● **WHAT TO DO**
Write out each line from the data below that includes the word "либо".

● **GIVEN DATA**
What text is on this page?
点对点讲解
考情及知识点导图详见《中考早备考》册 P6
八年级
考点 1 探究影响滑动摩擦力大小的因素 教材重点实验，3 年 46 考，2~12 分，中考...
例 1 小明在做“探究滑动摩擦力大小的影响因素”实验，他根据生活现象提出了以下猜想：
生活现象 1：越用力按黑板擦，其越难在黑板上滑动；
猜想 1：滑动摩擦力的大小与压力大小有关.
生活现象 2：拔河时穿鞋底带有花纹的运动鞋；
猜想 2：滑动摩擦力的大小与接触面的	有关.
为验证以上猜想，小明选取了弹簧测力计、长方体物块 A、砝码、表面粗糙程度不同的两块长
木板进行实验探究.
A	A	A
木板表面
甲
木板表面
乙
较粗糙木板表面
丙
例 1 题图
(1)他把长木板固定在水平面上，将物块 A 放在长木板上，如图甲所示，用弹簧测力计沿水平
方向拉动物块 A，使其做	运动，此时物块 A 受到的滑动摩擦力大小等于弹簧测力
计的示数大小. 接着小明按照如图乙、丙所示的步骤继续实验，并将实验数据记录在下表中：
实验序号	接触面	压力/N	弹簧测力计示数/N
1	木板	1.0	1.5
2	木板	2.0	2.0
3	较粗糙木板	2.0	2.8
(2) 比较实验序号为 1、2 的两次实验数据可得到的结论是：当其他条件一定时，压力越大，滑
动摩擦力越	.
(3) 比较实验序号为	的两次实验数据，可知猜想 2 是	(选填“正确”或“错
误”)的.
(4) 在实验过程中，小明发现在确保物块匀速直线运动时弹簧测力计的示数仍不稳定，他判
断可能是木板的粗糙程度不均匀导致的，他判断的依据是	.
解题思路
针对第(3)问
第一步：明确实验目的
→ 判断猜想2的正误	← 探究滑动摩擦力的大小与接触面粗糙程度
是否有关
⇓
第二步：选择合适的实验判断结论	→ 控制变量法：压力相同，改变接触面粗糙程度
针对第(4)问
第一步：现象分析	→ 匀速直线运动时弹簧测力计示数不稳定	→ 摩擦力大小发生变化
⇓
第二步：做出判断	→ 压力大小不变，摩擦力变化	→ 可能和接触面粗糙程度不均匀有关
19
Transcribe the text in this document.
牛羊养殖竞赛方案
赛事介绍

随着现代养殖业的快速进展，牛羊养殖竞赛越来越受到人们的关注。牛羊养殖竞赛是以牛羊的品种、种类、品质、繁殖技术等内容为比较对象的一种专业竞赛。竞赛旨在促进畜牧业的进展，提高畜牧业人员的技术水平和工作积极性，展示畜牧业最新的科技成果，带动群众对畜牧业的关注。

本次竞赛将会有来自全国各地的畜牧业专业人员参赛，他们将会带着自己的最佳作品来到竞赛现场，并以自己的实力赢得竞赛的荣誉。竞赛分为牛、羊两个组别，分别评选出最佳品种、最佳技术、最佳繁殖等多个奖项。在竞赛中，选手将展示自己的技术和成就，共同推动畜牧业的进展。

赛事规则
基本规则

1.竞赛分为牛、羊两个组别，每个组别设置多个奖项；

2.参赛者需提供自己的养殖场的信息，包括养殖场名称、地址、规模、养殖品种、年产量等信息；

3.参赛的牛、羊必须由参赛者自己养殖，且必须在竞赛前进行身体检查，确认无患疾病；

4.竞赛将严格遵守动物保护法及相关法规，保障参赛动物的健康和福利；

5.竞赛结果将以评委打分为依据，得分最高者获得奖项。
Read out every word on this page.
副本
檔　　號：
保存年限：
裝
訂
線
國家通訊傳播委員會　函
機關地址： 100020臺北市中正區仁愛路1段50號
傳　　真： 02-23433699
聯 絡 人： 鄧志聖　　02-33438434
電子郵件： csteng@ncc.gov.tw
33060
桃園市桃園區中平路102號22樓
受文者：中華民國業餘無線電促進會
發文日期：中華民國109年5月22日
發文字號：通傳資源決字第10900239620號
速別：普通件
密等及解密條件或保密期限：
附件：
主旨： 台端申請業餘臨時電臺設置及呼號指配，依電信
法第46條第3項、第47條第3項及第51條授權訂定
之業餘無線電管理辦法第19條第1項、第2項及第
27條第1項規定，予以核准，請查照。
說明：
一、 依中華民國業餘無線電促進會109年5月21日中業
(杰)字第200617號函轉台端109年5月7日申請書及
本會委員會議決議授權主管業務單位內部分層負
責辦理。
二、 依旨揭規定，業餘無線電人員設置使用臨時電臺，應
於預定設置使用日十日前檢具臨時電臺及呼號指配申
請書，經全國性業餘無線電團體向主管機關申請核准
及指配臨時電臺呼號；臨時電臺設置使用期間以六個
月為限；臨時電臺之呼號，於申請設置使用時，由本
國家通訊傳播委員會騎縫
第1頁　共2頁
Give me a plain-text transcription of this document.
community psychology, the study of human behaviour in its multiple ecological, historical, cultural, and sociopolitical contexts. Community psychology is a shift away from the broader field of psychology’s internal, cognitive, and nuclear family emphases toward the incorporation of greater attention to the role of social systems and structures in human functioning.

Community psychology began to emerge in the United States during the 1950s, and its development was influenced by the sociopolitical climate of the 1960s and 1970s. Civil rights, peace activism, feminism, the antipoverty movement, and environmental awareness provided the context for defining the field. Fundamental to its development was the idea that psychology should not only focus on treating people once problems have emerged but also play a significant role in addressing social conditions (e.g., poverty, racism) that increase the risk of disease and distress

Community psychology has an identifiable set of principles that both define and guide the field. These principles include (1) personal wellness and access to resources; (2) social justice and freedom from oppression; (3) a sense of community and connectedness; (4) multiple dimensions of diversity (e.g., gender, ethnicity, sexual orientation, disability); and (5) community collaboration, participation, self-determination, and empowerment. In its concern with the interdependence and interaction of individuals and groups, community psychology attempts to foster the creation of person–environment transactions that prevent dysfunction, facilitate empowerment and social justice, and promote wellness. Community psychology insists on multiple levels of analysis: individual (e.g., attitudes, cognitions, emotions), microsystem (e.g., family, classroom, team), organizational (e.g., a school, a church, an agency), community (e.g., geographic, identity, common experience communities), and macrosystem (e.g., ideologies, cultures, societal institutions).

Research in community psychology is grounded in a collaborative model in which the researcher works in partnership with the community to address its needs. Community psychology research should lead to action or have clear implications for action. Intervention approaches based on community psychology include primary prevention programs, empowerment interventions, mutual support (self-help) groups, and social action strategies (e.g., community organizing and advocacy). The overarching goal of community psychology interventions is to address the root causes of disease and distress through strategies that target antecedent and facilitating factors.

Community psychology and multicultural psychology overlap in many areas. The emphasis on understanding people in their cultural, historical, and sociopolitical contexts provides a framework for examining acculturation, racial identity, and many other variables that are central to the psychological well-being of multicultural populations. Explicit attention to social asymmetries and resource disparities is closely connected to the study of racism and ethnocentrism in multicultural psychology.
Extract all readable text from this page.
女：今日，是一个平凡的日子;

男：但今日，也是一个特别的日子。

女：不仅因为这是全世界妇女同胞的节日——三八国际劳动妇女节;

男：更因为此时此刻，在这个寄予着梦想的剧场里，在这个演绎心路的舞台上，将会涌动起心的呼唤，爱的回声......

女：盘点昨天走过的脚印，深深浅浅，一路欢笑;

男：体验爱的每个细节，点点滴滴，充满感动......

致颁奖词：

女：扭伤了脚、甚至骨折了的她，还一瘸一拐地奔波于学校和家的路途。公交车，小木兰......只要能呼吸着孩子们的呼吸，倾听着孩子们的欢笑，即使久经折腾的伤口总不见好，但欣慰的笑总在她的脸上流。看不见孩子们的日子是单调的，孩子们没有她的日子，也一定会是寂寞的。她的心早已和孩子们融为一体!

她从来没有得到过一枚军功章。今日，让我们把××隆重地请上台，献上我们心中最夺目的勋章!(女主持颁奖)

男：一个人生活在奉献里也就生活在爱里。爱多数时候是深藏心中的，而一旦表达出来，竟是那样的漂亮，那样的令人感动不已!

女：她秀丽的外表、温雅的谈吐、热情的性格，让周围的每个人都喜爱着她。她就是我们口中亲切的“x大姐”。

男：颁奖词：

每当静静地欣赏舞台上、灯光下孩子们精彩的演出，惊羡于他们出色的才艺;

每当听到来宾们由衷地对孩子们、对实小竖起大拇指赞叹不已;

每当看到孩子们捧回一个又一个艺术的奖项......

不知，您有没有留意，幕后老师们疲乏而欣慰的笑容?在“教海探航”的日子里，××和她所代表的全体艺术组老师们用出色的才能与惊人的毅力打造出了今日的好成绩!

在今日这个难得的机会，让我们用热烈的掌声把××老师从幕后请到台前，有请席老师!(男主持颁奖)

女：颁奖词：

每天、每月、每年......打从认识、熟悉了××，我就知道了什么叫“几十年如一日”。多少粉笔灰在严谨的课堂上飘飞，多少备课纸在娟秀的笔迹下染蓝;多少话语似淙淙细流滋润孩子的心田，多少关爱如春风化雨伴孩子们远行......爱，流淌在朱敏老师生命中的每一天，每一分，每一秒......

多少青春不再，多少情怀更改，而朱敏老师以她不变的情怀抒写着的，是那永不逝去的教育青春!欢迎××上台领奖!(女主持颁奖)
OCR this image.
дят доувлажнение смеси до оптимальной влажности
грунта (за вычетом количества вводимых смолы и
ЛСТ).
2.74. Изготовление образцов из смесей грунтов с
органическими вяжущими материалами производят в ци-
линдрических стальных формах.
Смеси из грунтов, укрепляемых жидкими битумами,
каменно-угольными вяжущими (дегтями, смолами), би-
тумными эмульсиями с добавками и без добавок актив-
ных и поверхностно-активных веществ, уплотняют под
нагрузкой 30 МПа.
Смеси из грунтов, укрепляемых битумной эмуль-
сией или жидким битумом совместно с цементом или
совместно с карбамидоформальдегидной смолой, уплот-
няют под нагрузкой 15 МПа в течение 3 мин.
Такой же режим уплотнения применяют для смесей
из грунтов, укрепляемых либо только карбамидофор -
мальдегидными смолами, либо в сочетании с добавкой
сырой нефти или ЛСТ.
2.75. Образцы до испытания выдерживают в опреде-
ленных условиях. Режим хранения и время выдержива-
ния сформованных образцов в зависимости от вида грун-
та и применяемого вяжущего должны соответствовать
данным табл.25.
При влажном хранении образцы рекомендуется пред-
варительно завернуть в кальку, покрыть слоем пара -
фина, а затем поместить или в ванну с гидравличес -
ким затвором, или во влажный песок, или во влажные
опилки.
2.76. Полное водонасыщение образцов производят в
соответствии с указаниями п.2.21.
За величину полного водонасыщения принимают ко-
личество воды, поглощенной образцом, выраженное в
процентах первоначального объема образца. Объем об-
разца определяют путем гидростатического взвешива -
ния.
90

● **RESPONSE TO THE TASK**
из грунтов, укрепляемых либо только карбамидофор -
мальдегидными смолами, либо в сочетании с добавкой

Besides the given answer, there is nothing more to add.